= WRITTEN PROBLEM =
Set down each record exactly as written.

= RECORDS FOR THIS EXERCISE =
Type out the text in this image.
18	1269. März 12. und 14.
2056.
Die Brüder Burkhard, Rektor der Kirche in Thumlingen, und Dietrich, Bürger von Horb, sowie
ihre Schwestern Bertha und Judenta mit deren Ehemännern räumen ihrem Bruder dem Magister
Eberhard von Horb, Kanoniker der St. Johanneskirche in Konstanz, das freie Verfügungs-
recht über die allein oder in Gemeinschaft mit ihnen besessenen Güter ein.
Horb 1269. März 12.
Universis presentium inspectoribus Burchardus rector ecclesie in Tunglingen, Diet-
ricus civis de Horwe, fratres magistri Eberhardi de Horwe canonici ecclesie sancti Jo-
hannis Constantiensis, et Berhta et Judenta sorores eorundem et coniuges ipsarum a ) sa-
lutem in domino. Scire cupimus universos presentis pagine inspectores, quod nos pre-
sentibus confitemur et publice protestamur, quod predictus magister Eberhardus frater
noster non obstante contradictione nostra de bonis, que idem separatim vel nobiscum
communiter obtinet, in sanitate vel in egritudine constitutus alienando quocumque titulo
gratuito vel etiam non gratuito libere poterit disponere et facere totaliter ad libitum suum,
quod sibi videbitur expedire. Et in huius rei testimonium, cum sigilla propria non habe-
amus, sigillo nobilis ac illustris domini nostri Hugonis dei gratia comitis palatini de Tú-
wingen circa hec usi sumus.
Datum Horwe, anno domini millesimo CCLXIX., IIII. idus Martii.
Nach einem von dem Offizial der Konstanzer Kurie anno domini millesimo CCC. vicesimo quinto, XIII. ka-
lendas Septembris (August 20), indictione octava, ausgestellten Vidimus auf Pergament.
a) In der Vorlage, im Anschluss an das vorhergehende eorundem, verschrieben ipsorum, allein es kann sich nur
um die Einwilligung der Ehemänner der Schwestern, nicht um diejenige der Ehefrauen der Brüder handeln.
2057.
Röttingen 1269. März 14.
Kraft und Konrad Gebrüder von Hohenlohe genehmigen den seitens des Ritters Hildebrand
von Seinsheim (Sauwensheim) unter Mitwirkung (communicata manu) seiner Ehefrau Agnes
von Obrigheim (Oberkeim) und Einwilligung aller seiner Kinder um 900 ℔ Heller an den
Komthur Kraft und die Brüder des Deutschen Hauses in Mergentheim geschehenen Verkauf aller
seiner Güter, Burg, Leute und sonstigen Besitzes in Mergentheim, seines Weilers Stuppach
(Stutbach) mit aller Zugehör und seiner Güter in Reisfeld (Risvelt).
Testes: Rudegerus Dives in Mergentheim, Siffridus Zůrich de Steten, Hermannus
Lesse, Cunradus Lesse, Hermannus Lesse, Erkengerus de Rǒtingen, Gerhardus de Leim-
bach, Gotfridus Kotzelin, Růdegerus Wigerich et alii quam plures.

= RESPONSE TO THE EXERCISE =
Type out the text in this image.
18	1269. März 12. und 14.
2056.
Die Brüder Burkhard, Rektor der Kirche in Thumlingen, und Dietrich, Bürger von Horb, sowie
ihre Schwestern Bertha und Judenta mit deren Ehemännern räumen ihrem Bruder dem Magister
Eberhard von Horb, Kanoniker der St. Johanneskirche in Konstanz, das freie Verfügungs-
recht über die allein oder in Gemeinschaft mit ihnen besessenen Güter ein.
Horb 1269. März 12.
Universis presentium inspectoribus Burchardus rector ecclesie in Tunglingen, Diet-
ricus civis de Horwe, fratres magistri Eberhardi de Horwe canonici ecclesie sancti Jo-
hannis Constantiensis, et Berhta et Judenta sorores eorundem et coniuges ipsarum a ) sa-
lutem in domino. Scire cupimus universos presentis pagine inspectores, quod nos pre-
sentibus confitemur et publice protestamur, quod predictus magister Eberhardus frater
noster non obstante contradictione nostra de bonis, que idem separatim vel nobiscum
communiter obtinet, in sanitate vel in egritudine constitutus alienando quocumque titulo
gratuito vel etiam non gratuito libere poterit disponere et facere totaliter ad libitum suum,
quod sibi videbitur expedire. Et in huius rei testimonium, cum sigilla propria non habe-
amus, sigillo nobilis ac illustris domini nostri Hugonis dei gratia comitis palatini de Tú-
wingen circa hec usi sumus.
Datum Horwe, anno domini millesimo CCLXIX., IIII. idus Martii.
Nach einem von dem Offizial der Konstanzer Kurie anno domini millesimo CCC. vicesimo quinto, XIII. ka-
lendas Septembris (August 20), indictione octava, ausgestellten Vidimus auf Pergament.
a) In der Vorlage, im Anschluss an das vorhergehende eorundem, verschrieben ipsorum, allein es kann sich nur
um die Einwilligung der Ehemänner der Schwestern, nicht um diejenige der Ehefrauen der Brüder handeln.
2057.
Röttingen 1269. März 14.
Kraft und Konrad Gebrüder von Hohenlohe genehmigen den seitens des Ritters Hildebrand
von Seinsheim (Sauwensheim) unter Mitwirkung (communicata manu) seiner Ehefrau Agnes
von Obrigheim (Oberkeim) und Einwilligung aller seiner Kinder um 900 ℔ Heller an den
Komthur Kraft und die Brüder des Deutschen Hauses in Mergentheim geschehenen Verkauf aller
seiner Güter, Burg, Leute und sonstigen Besitzes in Mergentheim, seines Weilers Stuppach
(Stutbach) mit aller Zugehör und seiner Güter in Reisfeld (Risvelt).
Testes: Rudegerus Dives in Mergentheim, Siffridus Zůrich de Steten, Hermannus
Lesse, Cunradus Lesse, Hermannus Lesse, Erkengerus de Rǒtingen, Gerhardus de Leim-
bach, Gotfridus Kotzelin, Růdegerus Wigerich et alii quam plures.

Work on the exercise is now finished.